*** AVAILABLE DATA ***

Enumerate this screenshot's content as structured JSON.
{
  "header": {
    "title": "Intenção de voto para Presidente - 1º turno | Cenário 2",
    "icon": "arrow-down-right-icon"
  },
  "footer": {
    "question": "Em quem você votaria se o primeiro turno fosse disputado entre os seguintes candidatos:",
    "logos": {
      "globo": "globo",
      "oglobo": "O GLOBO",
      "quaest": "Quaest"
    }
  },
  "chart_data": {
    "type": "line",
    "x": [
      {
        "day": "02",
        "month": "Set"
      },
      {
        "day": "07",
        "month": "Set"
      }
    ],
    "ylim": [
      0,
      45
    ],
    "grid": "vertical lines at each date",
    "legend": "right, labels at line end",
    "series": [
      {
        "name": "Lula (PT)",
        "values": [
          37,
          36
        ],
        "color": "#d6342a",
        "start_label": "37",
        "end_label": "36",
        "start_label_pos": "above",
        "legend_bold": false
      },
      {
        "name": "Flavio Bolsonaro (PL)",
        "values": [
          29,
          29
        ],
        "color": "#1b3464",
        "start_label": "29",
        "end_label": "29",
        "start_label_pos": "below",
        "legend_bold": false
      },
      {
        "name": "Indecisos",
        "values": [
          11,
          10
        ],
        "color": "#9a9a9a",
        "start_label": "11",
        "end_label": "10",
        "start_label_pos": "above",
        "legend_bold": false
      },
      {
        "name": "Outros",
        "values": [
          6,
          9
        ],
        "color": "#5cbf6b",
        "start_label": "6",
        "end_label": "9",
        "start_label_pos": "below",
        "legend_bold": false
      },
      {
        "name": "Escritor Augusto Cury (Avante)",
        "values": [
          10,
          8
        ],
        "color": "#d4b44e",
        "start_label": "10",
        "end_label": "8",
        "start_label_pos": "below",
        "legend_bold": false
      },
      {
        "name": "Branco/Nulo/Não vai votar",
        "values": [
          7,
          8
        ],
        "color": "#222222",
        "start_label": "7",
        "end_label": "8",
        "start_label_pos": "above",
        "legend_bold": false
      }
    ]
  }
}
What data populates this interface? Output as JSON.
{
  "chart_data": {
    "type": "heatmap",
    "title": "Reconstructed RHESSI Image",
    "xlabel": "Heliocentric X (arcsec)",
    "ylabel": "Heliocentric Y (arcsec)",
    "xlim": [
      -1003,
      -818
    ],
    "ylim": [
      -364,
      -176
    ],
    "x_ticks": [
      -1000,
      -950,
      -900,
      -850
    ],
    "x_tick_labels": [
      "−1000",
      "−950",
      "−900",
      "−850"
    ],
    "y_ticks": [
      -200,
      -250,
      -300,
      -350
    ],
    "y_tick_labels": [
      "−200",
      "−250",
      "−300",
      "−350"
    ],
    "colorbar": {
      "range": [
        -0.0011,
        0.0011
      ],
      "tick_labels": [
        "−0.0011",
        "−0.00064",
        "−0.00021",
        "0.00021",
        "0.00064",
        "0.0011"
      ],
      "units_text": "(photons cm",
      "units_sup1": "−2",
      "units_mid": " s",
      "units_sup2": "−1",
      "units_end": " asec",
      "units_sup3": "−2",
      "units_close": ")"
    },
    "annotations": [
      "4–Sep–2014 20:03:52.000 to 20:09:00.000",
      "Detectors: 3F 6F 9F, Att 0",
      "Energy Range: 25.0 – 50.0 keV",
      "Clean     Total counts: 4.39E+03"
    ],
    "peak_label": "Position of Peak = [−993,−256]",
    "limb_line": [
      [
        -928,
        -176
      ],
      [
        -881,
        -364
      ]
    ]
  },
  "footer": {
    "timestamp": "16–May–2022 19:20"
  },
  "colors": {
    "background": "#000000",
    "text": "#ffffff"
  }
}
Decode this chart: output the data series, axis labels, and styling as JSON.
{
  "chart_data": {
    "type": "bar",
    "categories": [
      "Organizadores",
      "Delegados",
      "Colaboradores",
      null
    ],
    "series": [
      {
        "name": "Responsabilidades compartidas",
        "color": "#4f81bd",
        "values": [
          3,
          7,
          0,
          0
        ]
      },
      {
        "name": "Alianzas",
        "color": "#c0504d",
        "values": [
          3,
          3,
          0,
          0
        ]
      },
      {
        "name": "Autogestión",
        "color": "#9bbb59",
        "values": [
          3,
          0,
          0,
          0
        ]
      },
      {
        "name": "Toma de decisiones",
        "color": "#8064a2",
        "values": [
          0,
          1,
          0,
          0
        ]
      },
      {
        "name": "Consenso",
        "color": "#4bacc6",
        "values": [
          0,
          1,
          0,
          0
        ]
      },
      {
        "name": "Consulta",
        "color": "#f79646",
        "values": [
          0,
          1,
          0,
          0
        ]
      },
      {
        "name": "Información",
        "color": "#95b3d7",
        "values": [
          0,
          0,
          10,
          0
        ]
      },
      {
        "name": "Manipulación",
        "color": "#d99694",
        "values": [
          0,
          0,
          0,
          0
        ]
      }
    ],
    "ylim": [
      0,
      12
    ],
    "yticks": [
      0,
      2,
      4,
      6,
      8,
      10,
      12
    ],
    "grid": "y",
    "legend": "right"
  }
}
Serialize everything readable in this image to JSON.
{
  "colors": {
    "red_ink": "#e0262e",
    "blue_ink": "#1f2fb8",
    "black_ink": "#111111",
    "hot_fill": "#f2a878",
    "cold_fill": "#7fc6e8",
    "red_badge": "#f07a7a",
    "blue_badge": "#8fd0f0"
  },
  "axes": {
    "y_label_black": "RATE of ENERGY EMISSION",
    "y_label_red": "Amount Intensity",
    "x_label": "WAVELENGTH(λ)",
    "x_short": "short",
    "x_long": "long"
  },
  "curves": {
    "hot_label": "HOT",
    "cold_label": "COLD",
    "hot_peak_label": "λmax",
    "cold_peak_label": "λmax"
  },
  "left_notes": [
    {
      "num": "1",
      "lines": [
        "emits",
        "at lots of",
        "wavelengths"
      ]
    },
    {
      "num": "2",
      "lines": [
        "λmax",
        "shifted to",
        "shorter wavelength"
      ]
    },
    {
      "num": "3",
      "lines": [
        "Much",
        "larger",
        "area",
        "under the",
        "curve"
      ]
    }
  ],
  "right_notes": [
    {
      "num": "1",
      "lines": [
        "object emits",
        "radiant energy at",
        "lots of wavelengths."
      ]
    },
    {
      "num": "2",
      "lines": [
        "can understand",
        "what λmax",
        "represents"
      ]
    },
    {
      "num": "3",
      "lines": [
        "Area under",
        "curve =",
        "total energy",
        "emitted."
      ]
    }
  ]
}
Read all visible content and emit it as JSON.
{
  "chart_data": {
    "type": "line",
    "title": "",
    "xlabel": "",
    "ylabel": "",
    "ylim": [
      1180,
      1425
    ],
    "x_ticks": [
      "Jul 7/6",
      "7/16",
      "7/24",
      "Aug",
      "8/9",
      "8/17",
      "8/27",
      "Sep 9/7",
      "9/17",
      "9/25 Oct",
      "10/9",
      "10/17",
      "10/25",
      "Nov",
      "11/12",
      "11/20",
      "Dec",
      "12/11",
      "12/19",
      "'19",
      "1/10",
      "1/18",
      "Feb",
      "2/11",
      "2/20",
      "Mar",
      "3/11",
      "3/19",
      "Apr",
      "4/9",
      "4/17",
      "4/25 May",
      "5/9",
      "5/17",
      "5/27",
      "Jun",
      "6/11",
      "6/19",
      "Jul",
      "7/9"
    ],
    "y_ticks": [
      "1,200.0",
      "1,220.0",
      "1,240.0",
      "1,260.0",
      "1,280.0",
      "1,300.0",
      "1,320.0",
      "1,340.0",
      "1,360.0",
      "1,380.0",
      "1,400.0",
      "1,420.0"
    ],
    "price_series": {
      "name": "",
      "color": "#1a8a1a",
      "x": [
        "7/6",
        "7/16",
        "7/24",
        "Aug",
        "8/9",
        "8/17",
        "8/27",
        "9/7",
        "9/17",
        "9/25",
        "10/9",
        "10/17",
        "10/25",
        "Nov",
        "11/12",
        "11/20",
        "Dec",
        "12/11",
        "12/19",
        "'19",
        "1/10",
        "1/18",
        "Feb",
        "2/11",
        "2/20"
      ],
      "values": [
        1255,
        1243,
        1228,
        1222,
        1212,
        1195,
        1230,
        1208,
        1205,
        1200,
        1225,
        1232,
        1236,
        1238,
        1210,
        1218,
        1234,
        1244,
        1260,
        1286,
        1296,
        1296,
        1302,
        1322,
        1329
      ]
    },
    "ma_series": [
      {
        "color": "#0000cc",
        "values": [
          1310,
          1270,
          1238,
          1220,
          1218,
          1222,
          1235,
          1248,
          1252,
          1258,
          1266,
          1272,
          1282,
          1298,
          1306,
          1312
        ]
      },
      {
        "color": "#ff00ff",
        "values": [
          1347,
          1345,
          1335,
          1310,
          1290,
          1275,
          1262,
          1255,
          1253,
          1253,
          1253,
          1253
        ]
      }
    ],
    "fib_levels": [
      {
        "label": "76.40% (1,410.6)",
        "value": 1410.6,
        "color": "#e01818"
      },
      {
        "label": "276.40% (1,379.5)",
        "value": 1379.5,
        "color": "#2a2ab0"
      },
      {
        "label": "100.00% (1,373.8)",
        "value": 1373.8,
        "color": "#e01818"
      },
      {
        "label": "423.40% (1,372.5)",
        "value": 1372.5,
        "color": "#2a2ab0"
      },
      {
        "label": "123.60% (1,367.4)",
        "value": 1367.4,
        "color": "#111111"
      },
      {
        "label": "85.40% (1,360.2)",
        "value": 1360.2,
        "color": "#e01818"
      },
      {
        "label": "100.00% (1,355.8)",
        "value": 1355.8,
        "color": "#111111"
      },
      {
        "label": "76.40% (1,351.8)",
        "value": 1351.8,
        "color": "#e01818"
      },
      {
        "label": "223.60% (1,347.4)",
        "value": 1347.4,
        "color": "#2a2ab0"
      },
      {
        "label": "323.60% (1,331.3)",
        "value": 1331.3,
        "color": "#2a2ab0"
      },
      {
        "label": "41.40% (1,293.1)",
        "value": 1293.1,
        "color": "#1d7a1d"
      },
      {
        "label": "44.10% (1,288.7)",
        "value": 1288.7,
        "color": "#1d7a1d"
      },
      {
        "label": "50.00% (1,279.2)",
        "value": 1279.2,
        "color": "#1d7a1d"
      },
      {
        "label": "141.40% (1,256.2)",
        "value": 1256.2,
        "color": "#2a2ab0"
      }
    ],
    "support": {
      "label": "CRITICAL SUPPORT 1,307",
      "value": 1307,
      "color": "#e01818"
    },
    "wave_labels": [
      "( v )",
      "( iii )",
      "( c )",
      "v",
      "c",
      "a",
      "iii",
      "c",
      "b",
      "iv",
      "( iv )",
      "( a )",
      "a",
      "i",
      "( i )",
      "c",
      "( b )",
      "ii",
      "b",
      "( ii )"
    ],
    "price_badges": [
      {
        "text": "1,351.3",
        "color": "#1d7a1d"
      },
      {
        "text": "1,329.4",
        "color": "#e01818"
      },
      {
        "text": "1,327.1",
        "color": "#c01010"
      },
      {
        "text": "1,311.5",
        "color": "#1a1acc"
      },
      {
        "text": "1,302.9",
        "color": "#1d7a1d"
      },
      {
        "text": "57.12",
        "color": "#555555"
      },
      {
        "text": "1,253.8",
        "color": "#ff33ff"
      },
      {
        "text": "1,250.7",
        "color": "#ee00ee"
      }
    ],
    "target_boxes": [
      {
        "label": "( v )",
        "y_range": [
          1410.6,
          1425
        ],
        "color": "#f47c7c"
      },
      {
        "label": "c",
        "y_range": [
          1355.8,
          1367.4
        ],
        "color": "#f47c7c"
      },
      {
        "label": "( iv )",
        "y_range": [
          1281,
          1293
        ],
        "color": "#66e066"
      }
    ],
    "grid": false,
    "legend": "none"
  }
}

***

(STATED EXERCISE): Check each line of the records above for the string "turno", and report every line that has it.

(WORKED SOLUTION):
    "title": "Intenção de voto para Presidente - 1º turno | Cenário 2",
    "question": "Em quem você votaria se o primeiro turno fosse disputado entre os seguintes candidatos:",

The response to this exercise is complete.